The request » Extract the lines that carry the string "operational" from the listing.

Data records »

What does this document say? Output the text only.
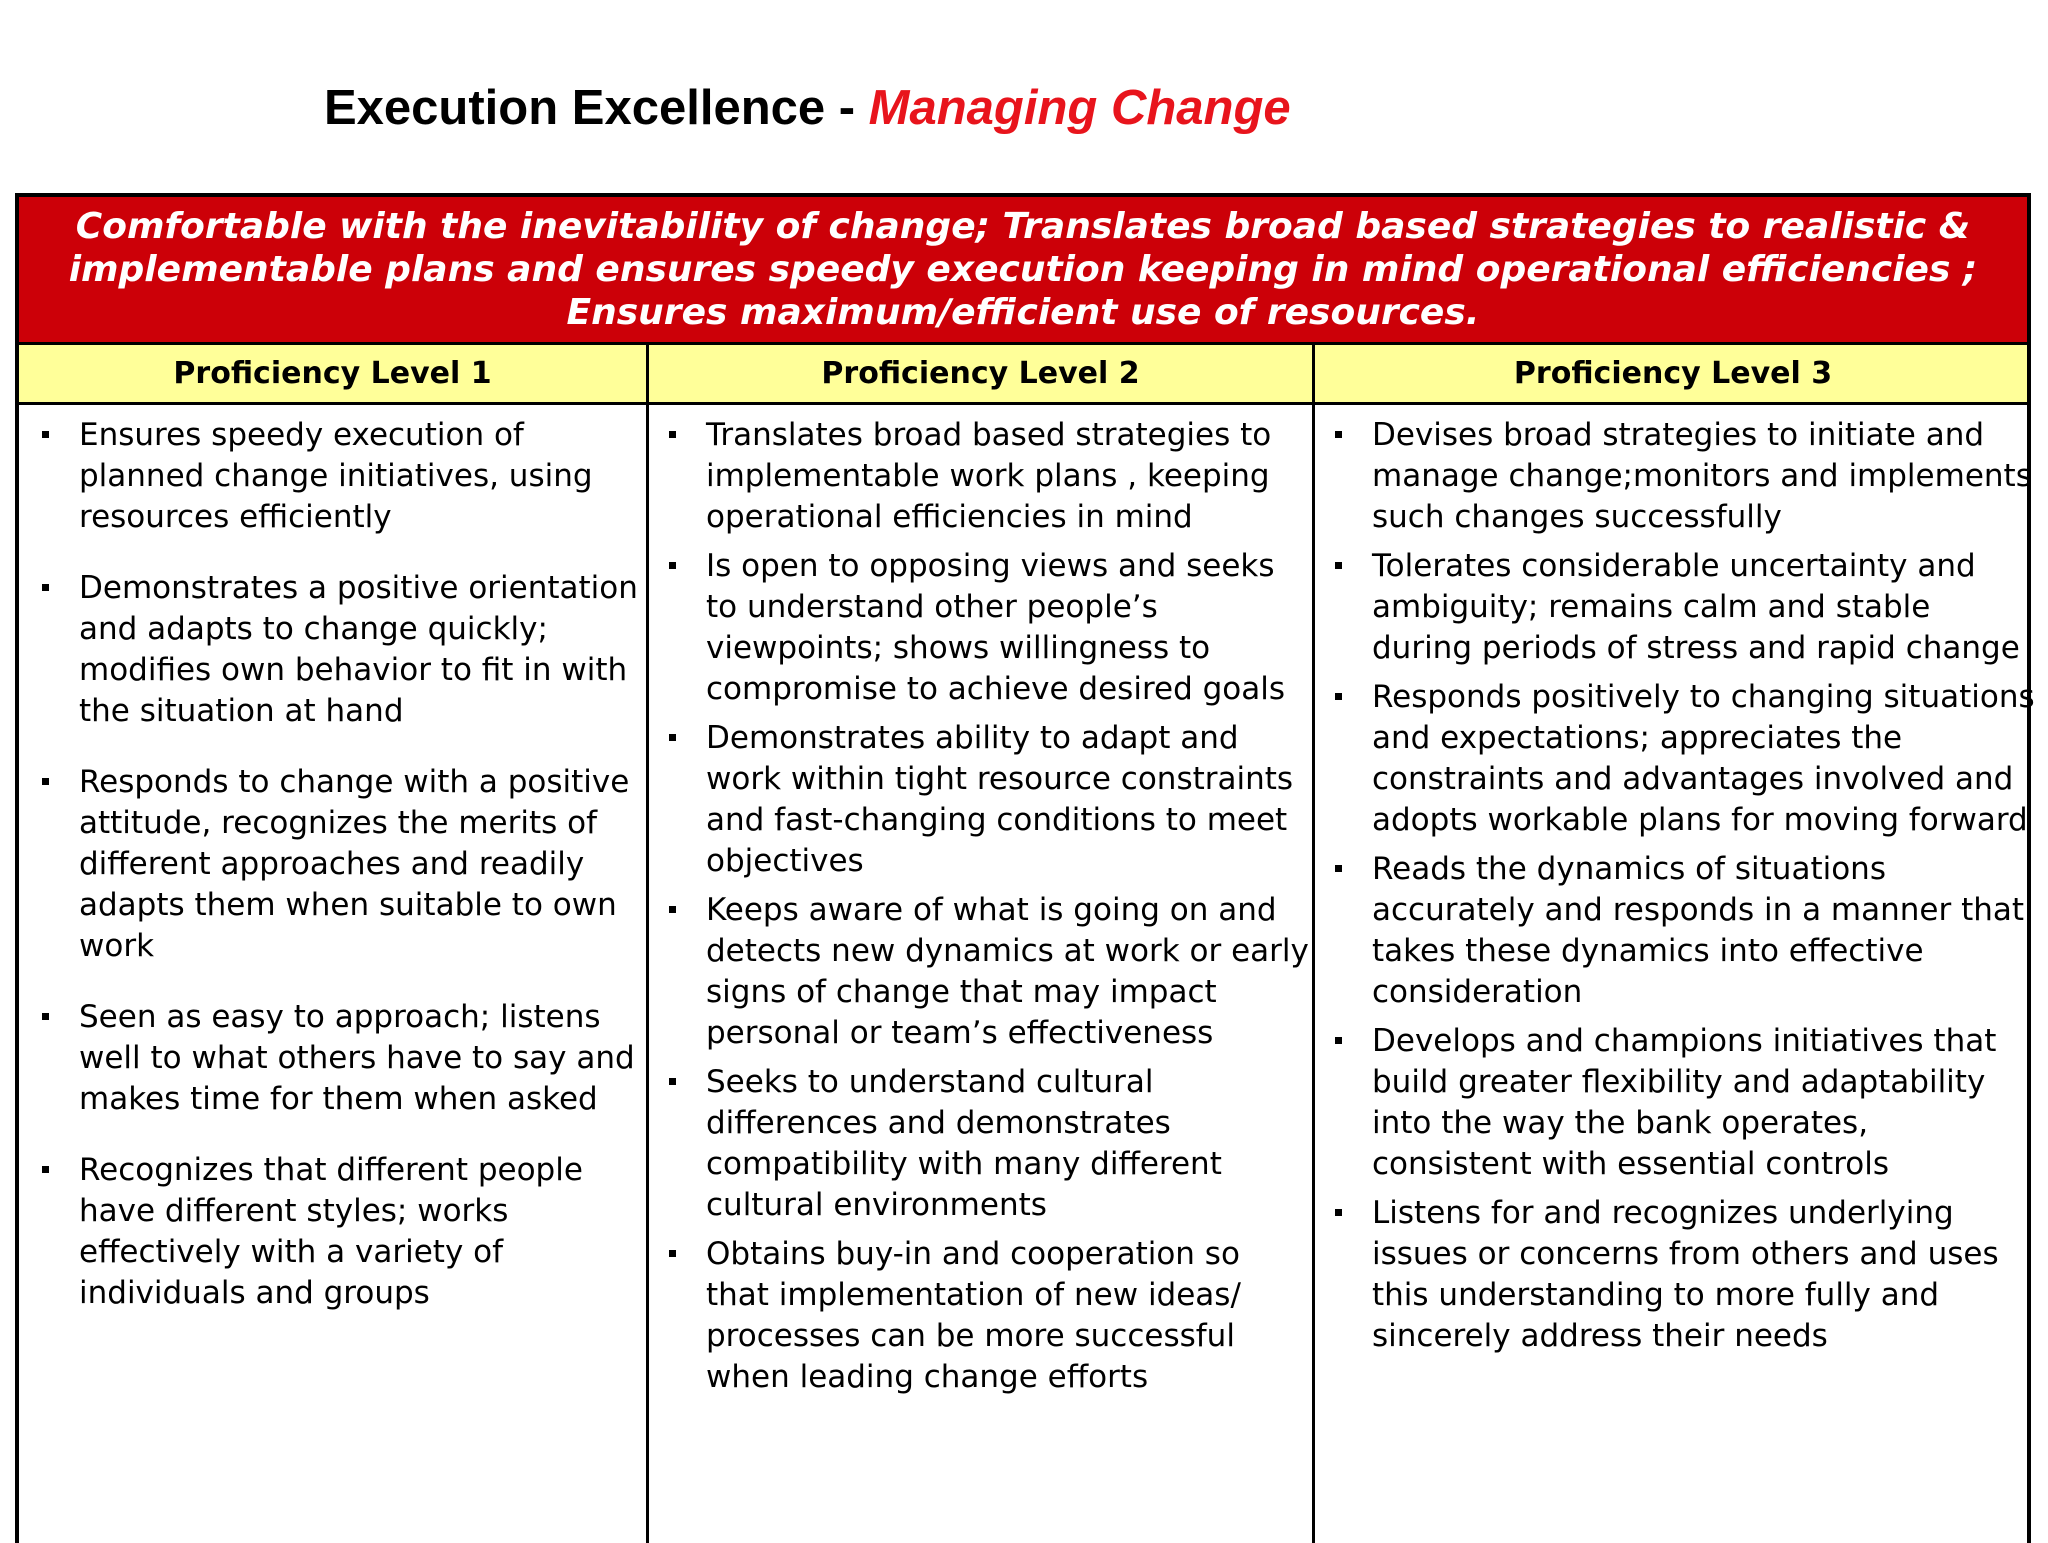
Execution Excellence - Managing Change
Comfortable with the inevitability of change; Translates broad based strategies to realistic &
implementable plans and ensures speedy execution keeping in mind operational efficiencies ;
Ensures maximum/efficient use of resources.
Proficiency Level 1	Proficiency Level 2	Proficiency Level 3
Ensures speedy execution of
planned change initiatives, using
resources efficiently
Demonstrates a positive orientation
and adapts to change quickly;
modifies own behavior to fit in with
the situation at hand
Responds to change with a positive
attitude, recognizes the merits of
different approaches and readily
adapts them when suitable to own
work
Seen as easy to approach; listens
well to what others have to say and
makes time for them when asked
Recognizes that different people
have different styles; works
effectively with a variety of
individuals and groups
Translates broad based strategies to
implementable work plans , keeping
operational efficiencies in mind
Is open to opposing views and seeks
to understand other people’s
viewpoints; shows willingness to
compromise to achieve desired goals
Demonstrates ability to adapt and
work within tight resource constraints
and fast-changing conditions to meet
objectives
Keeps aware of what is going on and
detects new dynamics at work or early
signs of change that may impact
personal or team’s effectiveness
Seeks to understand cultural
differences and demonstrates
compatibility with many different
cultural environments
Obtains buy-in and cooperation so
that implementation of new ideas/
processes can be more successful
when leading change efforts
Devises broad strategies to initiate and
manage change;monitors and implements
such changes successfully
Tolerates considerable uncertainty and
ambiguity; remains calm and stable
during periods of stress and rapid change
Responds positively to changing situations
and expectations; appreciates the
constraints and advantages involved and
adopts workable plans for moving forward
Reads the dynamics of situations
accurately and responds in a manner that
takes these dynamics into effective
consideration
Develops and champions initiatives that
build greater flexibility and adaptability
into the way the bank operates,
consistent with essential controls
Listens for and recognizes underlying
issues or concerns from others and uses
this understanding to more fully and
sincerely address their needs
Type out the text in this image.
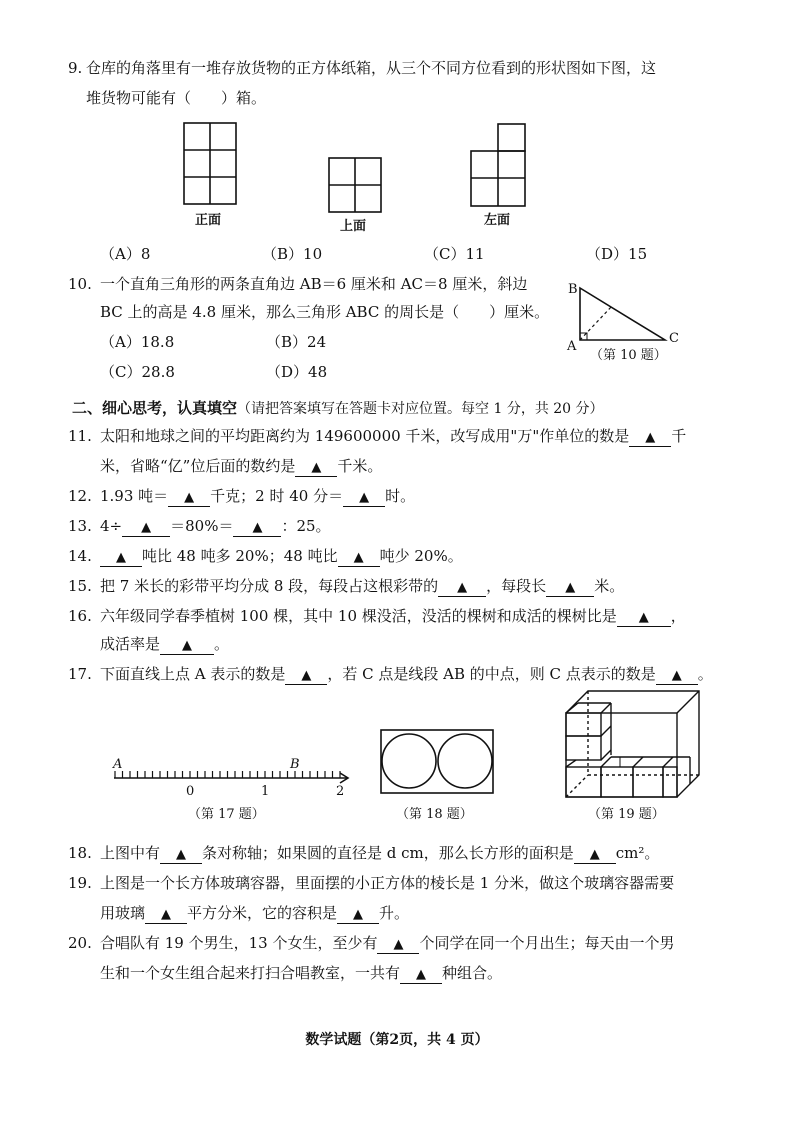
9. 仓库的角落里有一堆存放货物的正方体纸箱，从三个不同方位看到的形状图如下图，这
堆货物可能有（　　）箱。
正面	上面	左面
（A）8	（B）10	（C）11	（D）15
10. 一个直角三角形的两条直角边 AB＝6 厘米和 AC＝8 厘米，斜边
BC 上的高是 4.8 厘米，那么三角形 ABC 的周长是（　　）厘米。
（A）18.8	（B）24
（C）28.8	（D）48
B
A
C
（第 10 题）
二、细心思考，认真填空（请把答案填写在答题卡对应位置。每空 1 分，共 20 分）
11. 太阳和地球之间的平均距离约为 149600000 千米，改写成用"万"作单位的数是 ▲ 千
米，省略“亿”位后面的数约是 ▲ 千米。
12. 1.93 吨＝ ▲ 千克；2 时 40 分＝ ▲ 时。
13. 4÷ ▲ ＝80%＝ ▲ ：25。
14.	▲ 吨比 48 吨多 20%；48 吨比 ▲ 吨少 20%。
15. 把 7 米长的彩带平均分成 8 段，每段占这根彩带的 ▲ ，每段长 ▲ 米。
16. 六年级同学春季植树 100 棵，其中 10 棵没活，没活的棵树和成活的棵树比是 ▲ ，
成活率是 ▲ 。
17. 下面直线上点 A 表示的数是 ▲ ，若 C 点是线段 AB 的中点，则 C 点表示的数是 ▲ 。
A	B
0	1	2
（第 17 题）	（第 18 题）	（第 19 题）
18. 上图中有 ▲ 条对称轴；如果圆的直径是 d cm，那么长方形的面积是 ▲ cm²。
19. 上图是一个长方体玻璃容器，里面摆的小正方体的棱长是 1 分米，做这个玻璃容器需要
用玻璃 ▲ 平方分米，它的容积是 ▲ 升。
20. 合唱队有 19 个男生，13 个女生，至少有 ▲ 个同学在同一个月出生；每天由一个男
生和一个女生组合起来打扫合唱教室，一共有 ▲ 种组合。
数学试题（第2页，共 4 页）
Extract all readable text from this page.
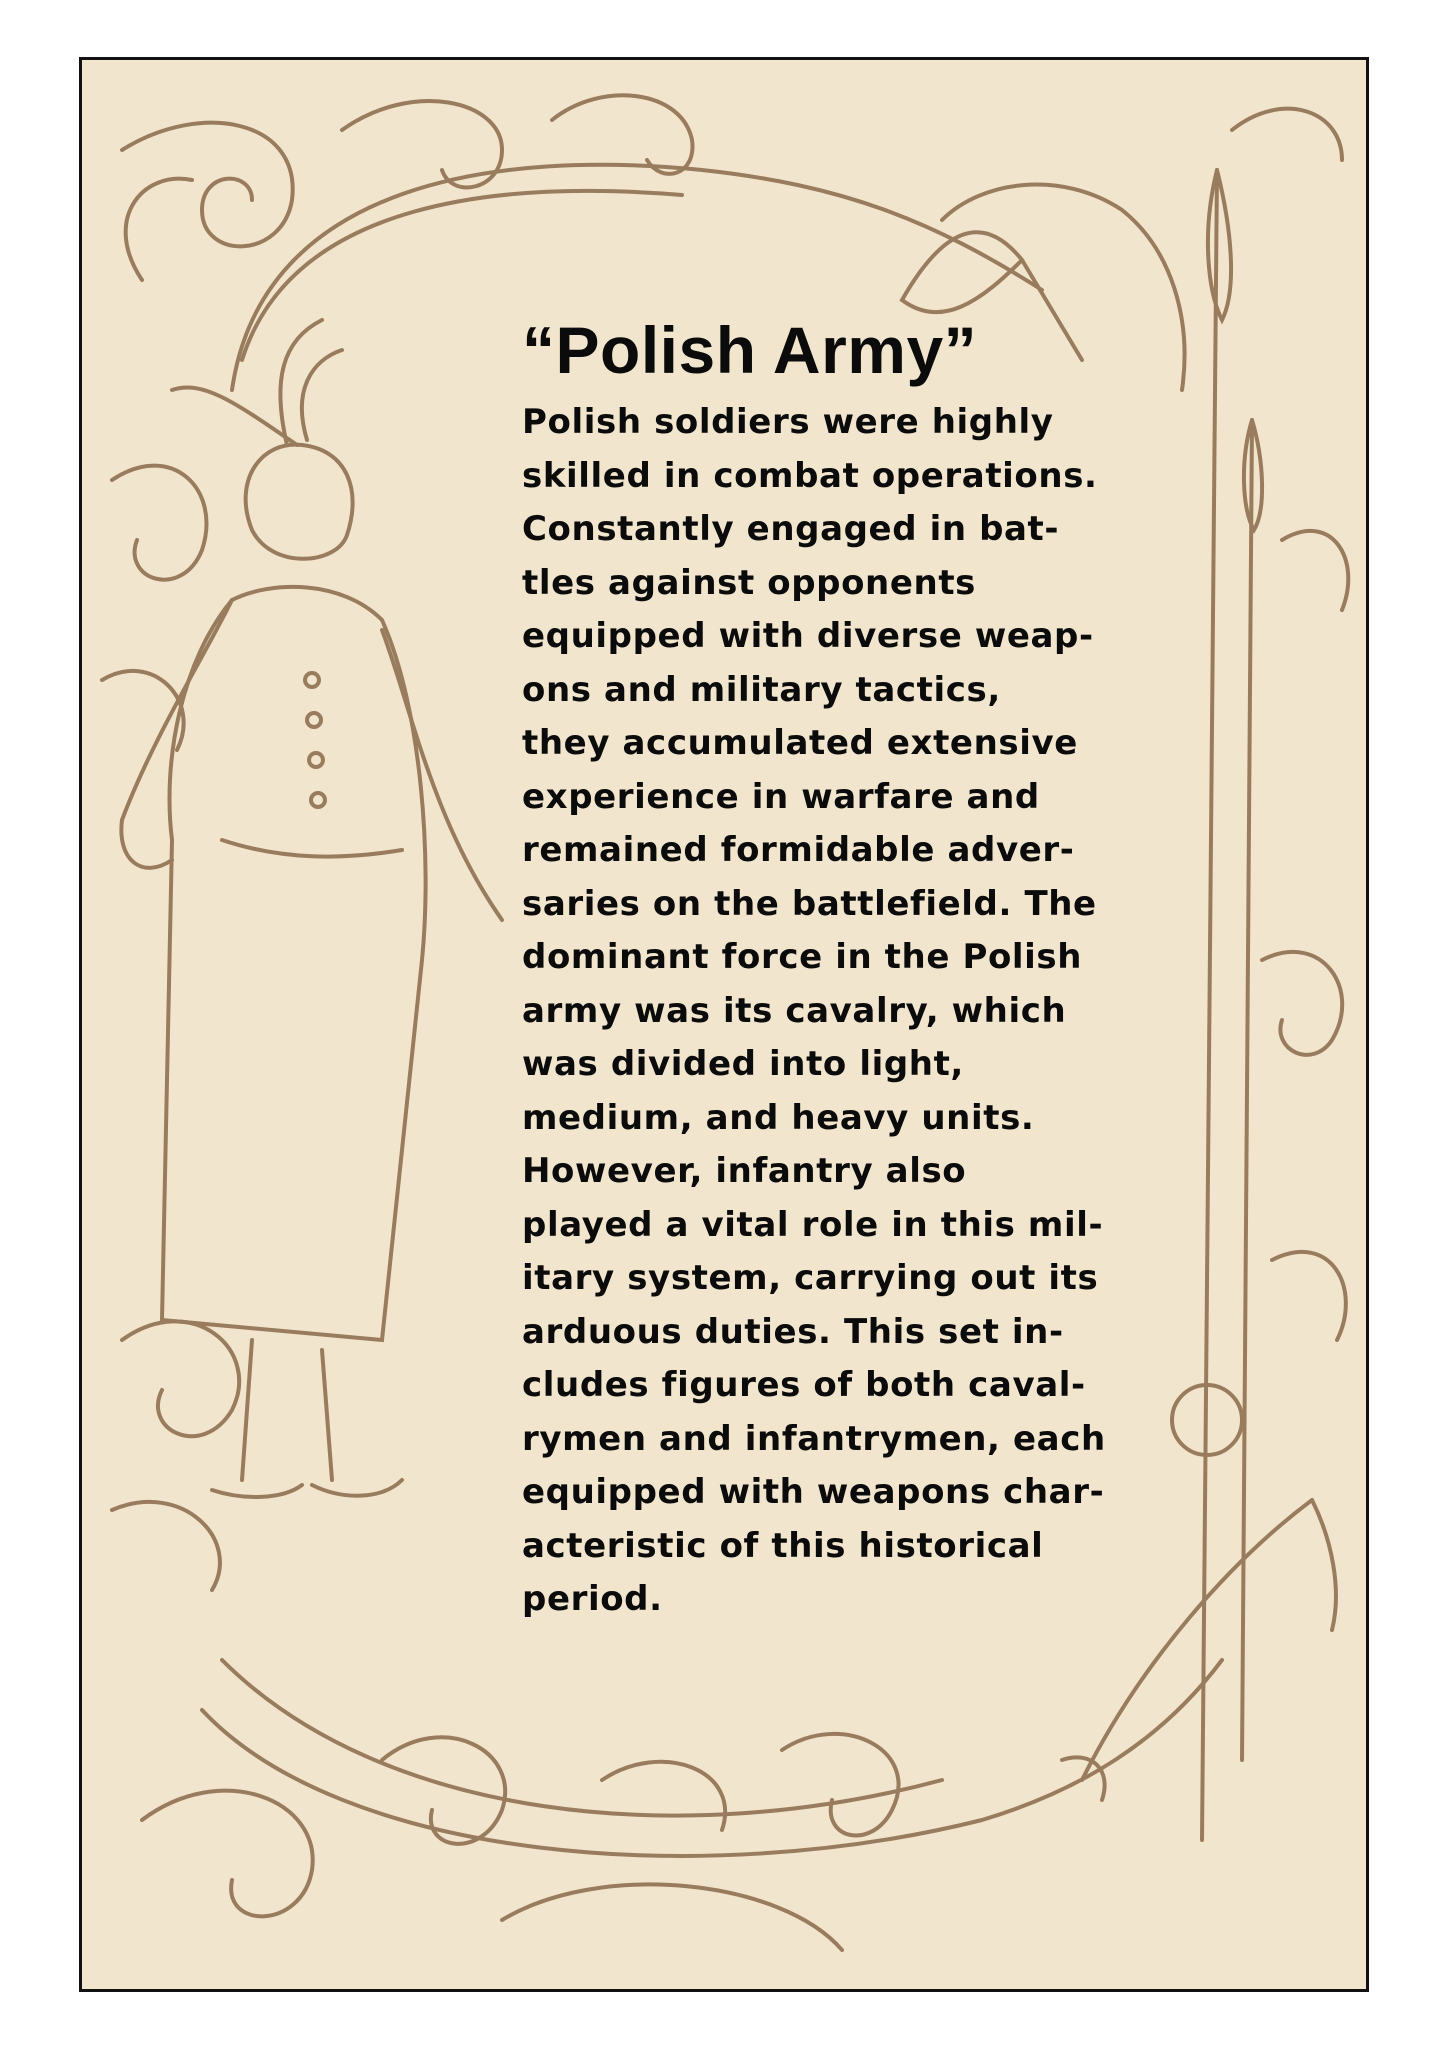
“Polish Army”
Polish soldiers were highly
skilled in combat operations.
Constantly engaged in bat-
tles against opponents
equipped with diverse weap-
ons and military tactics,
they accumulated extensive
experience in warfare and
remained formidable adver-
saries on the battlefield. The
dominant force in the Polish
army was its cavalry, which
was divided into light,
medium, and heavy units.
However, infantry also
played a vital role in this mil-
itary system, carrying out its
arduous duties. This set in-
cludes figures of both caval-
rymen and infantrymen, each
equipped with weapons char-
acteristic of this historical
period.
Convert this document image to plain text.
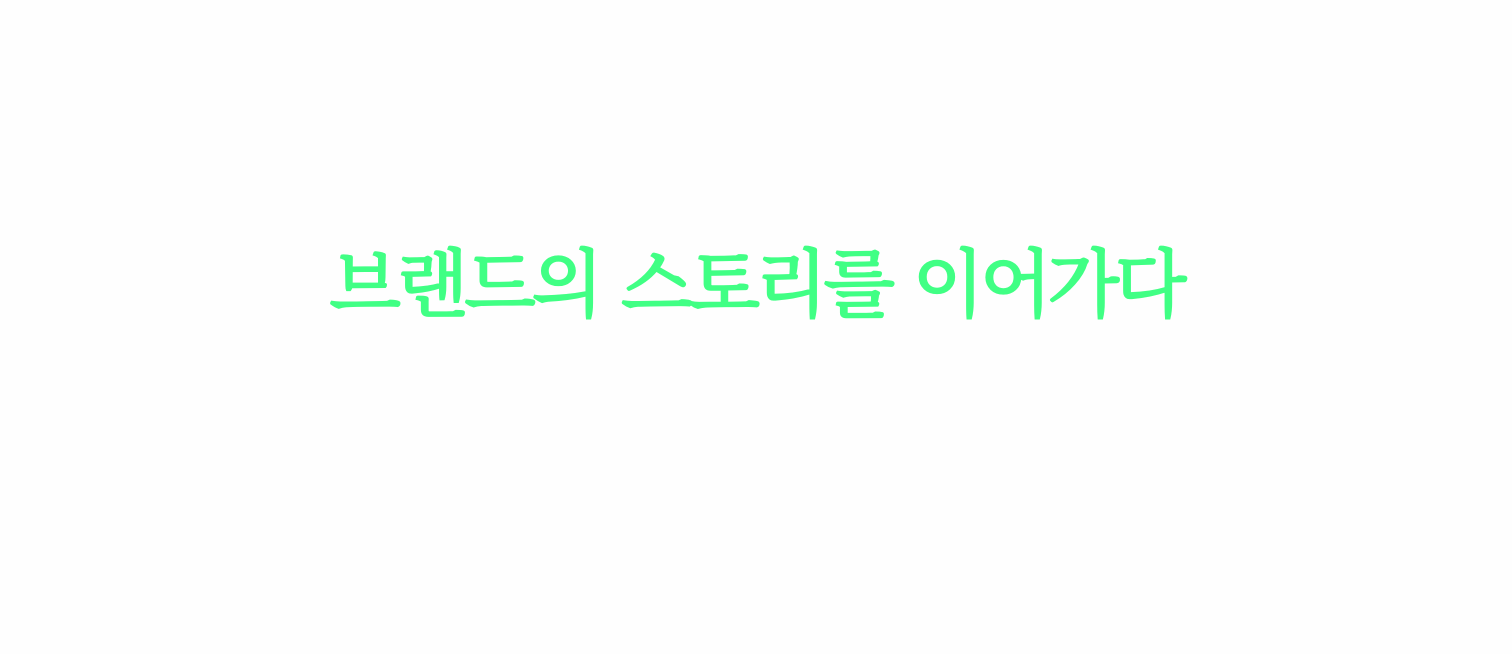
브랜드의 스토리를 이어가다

Solved exercise »
implementable plans and ensures speedy execution keeping in mind operational efficiencies ;
operational efficiencies in mind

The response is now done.